Return, word for word, every line that follows.

* **Input data**:
________________________

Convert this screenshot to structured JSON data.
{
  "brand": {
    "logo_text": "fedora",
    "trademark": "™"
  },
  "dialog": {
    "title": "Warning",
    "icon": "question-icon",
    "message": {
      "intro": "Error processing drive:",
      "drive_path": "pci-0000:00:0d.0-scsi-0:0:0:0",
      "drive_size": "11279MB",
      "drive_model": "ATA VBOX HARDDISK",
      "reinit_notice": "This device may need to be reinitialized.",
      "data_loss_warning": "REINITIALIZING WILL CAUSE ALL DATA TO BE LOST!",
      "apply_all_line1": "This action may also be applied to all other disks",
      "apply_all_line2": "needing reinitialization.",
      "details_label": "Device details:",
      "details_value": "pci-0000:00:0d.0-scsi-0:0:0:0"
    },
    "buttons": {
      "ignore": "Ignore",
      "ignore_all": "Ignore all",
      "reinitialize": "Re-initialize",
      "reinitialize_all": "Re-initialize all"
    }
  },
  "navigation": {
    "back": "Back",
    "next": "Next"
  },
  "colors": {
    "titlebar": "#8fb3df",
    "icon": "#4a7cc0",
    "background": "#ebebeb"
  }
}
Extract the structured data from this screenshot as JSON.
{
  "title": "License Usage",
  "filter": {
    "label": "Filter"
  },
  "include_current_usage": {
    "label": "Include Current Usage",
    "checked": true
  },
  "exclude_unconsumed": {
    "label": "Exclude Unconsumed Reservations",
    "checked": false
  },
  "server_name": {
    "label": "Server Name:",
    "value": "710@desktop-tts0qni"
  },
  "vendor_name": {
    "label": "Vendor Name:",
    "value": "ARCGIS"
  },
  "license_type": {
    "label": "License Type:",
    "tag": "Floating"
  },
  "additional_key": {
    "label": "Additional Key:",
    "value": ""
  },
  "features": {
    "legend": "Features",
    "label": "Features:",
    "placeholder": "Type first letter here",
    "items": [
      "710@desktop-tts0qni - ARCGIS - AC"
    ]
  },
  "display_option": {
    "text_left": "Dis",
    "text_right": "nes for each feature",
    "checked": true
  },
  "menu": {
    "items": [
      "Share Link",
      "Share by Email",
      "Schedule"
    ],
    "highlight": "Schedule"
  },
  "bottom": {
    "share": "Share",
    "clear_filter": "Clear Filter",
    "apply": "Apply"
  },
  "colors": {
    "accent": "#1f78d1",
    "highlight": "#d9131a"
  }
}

________________________

* **Response**:
Convert this screenshot to structured JSON data.
{
  "brand": {
    "logo_text": "fedora",
    "trademark": "™"
  },
  "dialog": {
    "title": "Warning",
    "icon": "question-icon",
    "message": {
      "intro": "Error processing drive:",
      "drive_path": "pci-0000:00:0d.0-scsi-0:0:0:0",
      "drive_size": "11279MB",
      "drive_model": "ATA VBOX HARDDISK",
      "reinit_notice": "This device may need to be reinitialized.",
      "data_loss_warning": "REINITIALIZING WILL CAUSE ALL DATA TO BE LOST!",
      "apply_all_line1": "This action may also be applied to all other disks",
      "apply_all_line2": "needing reinitialization.",
      "details_label": "Device details:",
      "details_value": "pci-0000:00:0d.0-scsi-0:0:0:0"
    },
    "buttons": {
      "ignore": "Ignore",
      "ignore_all": "Ignore all",
      "reinitialize": "Re-initialize",
      "reinitialize_all": "Re-initialize all"
    }
  },
  "navigation": {
    "back": "Back",
    "next": "Next"
  },
  "colors": {
    "titlebar": "#8fb3df",
    "icon": "#4a7cc0",
    "background": "#ebebeb"
  }
}
Extract the structured data from this screenshot as JSON.
{
  "title": "License Usage",
  "filter": {
    "label": "Filter"
  },
  "include_current_usage": {
    "label": "Include Current Usage",
    "checked": true
  },
  "exclude_unconsumed": {
    "label": "Exclude Unconsumed Reservations",
    "checked": false
  },
  "server_name": {
    "label": "Server Name:",
    "value": "710@desktop-tts0qni"
  },
  "vendor_name": {
    "label": "Vendor Name:",
    "value": "ARCGIS"
  },
  "license_type": {
    "label": "License Type:",
    "tag": "Floating"
  },
  "additional_key": {
    "label": "Additional Key:",
    "value": ""
  },
  "features": {
    "legend": "Features",
    "label": "Features:",
    "placeholder": "Type first letter here",
    "items": [
      "710@desktop-tts0qni - ARCGIS - AC"
    ]
  },
  "display_option": {
    "text_left": "Dis",
    "text_right": "nes for each feature",
    "checked": true
  },
  "menu": {
    "items": [
      "Share Link",
      "Share by Email",
      "Schedule"
    ],
    "highlight": "Schedule"
  },
  "bottom": {
    "share": "Share",
    "clear_filter": "Clear Filter",
    "apply": "Apply"
  },
  "colors": {
    "accent": "#1f78d1",
    "highlight": "#d9131a"
  }
}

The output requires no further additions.